What to work on
Without the images, print all the entries below exactly as given.

—————

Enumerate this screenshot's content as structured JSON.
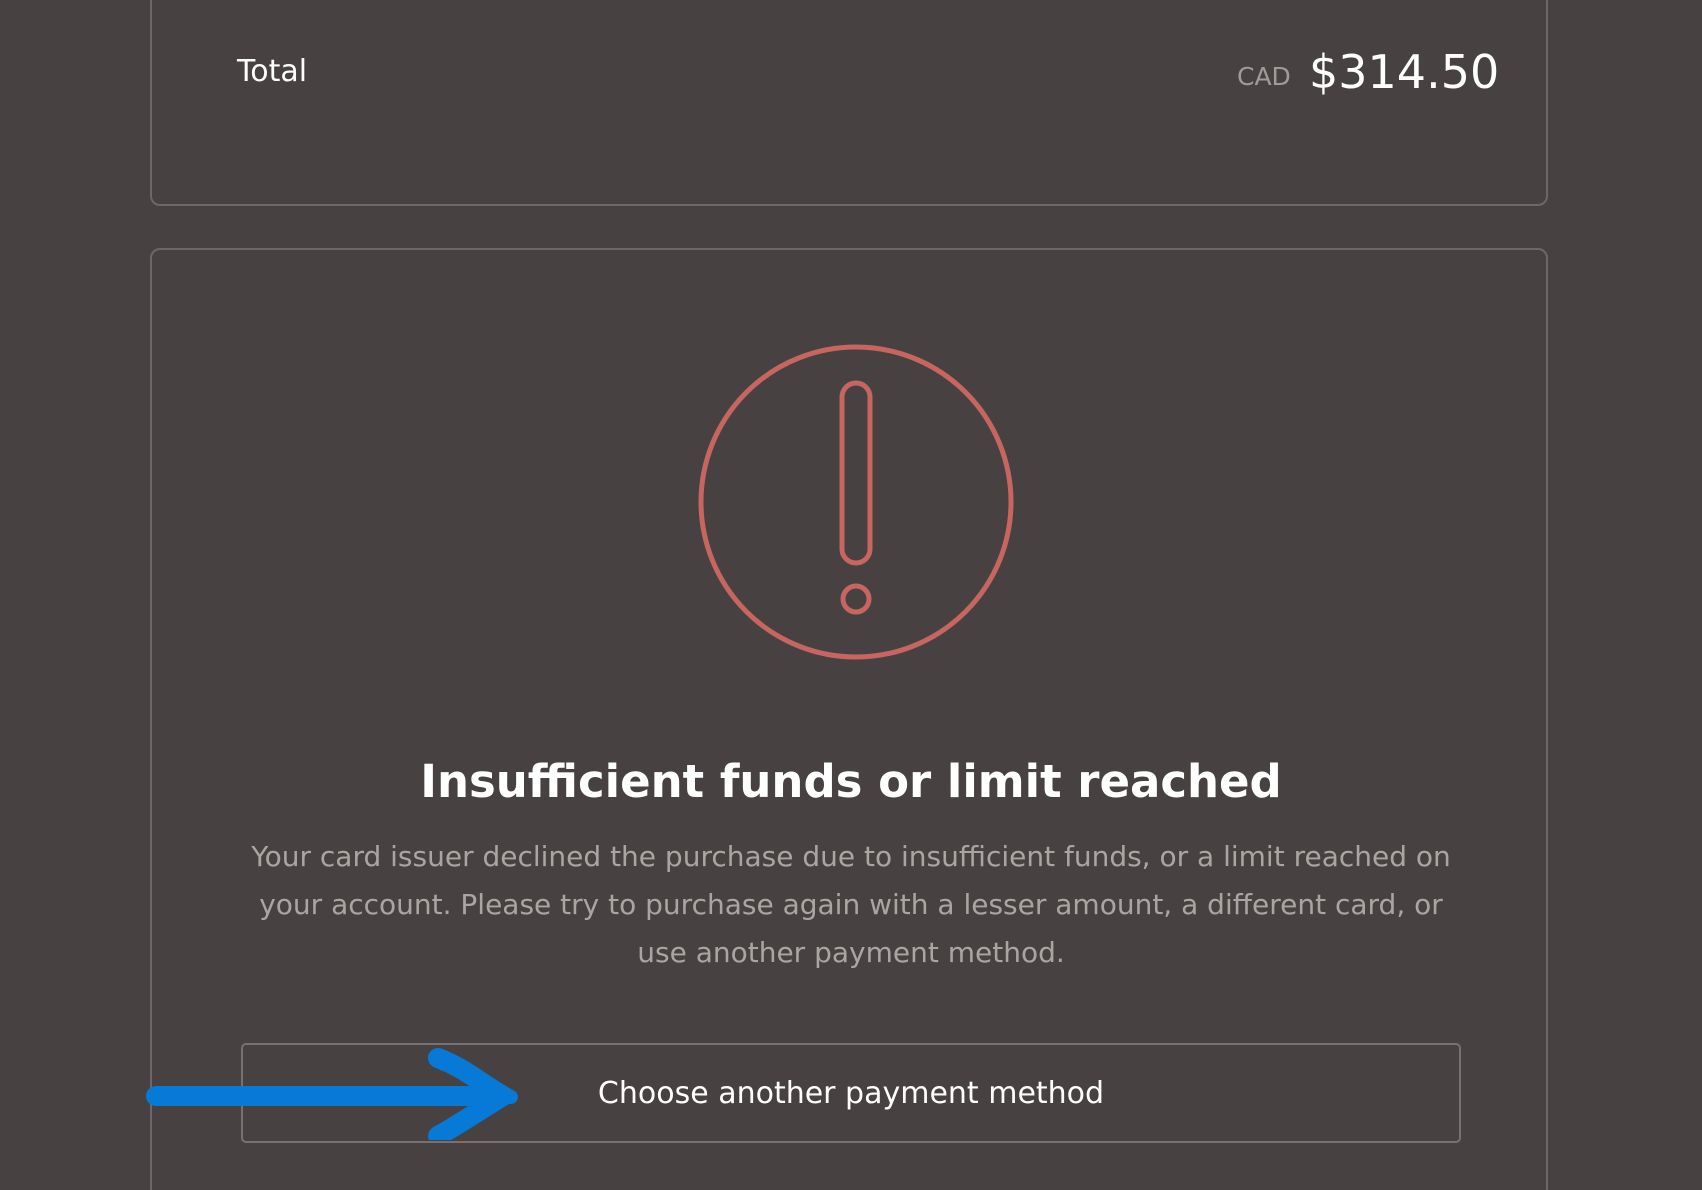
{
  "summary": {
    "total_label": "Total",
    "currency": "CAD",
    "amount": "$314.50"
  },
  "error": {
    "icon": "exclamation-circle-icon",
    "title": "Insufficient funds or limit reached",
    "message": "Your card issuer declined the purchase due to insufficient funds, or a limit reached on your account. Please try to purchase again with a lesser amount, a different card, or use another payment method.",
    "button_label": "Choose another payment method"
  },
  "annotation": {
    "icon": "arrow-right-icon",
    "color": "#0779d7"
  },
  "colors": {
    "background": "#474241",
    "card_border": "#6d6866",
    "alert": "#c76560",
    "text_primary": "#ffffff",
    "text_secondary": "#aaa5a3"
  }
}
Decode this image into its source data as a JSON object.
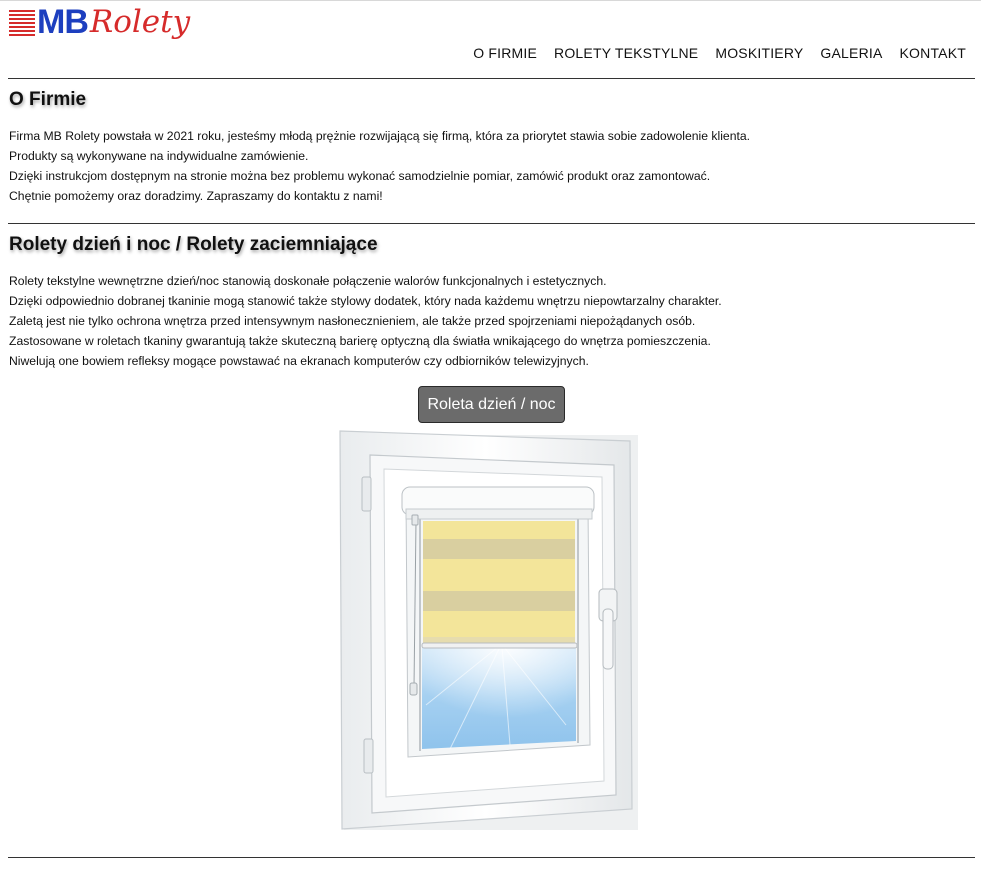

—————

Expected output
Enumerate this screenshot's content as structured JSON.
{
  "summary": {
    "total_label": "Total",
    "currency": "CAD",
    "amount": "$314.50"
  },
  "error": {
    "icon": "exclamation-circle-icon",
    "title": "Insufficient funds or limit reached",
    "message": "Your card issuer declined the purchase due to insufficient funds, or a limit reached on your account. Please try to purchase again with a lesser amount, a different card, or use another payment method.",
    "button_label": "Choose another payment method"
  },
  "annotation": {
    "icon": "arrow-right-icon",
    "color": "#0779d7"
  },
  "colors": {
    "background": "#474241",
    "card_border": "#6d6866",
    "alert": "#c76560",
    "text_primary": "#ffffff",
    "text_secondary": "#aaa5a3"
  }
}
Decode this image into its source data as a JSON object.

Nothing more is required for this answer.